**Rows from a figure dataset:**
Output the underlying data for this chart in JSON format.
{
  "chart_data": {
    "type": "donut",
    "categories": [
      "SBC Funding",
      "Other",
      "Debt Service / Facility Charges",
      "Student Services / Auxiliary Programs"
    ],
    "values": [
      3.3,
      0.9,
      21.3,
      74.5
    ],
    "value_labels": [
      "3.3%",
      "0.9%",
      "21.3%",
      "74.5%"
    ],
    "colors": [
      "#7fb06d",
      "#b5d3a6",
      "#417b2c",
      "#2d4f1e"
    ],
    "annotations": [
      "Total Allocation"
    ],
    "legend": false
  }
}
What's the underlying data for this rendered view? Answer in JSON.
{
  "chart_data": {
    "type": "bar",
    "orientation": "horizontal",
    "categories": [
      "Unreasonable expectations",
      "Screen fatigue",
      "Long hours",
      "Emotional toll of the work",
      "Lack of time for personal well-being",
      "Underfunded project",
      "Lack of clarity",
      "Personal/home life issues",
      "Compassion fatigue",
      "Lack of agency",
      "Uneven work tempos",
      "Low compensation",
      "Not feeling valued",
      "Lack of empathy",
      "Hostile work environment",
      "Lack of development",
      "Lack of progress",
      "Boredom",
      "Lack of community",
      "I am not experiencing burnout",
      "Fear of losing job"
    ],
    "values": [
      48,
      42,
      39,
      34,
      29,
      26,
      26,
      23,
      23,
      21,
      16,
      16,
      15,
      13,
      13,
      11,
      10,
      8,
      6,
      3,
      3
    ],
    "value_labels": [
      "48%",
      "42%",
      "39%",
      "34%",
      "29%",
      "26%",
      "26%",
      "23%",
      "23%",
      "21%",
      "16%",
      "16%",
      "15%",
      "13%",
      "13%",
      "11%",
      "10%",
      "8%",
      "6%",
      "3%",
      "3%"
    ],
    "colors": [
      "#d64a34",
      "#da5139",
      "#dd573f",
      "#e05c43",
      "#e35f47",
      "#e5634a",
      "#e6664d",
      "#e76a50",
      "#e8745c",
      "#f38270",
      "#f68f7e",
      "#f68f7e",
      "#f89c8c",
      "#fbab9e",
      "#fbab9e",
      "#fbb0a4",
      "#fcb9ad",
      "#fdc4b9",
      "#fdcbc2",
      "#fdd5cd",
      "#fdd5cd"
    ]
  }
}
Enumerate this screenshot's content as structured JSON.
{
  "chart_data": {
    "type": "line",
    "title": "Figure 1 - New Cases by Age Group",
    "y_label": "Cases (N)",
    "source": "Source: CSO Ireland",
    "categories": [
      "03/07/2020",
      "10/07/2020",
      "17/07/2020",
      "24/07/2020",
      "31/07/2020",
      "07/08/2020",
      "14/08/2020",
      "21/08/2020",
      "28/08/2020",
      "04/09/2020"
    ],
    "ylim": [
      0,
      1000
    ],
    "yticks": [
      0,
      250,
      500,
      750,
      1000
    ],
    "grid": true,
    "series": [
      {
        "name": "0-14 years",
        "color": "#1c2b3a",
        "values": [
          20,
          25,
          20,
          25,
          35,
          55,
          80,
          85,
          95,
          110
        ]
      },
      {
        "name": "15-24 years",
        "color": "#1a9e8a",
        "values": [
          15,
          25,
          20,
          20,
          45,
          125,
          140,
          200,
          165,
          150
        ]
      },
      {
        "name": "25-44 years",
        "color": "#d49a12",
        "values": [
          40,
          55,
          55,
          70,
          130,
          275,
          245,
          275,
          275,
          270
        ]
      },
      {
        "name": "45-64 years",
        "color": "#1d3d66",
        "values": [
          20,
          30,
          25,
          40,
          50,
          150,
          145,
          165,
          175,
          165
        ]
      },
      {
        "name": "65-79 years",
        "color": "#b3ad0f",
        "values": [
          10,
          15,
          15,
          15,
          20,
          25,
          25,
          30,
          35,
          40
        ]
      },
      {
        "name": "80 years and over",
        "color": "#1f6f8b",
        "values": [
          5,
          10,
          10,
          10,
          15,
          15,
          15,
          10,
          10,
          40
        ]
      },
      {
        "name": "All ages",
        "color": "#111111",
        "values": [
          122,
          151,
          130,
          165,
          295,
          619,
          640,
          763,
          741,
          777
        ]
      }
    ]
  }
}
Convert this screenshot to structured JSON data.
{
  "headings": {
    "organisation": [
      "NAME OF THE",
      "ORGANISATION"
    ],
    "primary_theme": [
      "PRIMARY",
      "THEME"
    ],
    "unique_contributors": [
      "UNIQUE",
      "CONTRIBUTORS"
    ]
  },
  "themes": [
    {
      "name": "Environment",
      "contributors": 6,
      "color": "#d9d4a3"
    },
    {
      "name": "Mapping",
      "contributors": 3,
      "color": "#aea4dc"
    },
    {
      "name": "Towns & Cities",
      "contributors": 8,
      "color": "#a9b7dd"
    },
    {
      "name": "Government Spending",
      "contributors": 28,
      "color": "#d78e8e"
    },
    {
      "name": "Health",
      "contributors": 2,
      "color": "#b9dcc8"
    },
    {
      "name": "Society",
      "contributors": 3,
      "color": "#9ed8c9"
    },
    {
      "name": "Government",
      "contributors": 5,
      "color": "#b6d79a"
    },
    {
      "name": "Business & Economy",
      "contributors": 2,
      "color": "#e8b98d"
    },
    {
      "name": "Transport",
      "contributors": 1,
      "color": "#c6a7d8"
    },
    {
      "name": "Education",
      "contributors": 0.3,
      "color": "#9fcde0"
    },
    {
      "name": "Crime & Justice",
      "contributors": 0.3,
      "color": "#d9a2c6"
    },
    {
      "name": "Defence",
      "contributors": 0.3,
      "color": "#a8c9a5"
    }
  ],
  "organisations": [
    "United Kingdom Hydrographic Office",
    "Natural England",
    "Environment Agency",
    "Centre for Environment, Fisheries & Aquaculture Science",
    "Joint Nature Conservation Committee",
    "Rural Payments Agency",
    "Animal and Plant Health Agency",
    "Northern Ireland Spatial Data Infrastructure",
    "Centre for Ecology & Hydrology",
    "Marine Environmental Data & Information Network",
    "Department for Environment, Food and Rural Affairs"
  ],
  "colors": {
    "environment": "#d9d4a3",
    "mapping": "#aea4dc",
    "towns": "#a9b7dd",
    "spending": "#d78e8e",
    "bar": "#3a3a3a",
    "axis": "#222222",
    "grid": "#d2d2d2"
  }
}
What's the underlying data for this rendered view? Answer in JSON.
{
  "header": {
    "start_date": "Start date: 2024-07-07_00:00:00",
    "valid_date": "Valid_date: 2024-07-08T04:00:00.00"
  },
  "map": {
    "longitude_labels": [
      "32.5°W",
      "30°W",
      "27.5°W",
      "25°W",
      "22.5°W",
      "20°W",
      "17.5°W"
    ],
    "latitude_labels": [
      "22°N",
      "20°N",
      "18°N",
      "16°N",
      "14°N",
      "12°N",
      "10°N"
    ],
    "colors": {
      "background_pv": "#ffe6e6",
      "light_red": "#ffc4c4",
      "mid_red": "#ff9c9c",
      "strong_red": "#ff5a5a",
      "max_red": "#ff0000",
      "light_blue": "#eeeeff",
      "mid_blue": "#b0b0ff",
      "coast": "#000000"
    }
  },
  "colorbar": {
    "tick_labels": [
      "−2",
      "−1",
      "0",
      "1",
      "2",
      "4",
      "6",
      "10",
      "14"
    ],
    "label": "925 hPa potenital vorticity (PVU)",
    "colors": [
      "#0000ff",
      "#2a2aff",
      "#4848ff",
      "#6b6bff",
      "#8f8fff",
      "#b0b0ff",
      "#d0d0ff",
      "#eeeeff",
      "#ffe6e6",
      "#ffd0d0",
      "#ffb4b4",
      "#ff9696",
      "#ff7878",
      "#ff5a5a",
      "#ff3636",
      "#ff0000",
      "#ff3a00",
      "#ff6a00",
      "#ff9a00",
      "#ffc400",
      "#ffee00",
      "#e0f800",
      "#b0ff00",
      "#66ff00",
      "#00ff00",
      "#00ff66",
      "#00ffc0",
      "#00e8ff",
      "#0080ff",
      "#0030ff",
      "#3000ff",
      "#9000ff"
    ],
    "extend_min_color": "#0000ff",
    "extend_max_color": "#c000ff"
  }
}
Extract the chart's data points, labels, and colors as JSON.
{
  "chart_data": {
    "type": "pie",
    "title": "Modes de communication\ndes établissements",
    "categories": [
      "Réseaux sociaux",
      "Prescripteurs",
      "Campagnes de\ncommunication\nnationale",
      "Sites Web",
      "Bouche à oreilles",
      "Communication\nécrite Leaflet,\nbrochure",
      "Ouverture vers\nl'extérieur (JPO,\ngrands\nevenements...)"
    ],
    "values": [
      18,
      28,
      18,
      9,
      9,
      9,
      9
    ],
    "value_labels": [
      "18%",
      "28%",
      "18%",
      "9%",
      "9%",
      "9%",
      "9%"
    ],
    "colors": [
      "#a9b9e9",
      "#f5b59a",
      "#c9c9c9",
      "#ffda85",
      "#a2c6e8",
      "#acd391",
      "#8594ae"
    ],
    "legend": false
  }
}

**TASK DIRECTIONS:** In the entries above, how many lines contain the word "Rural"? Answer with the number only.

**THE RESPONSE:** 2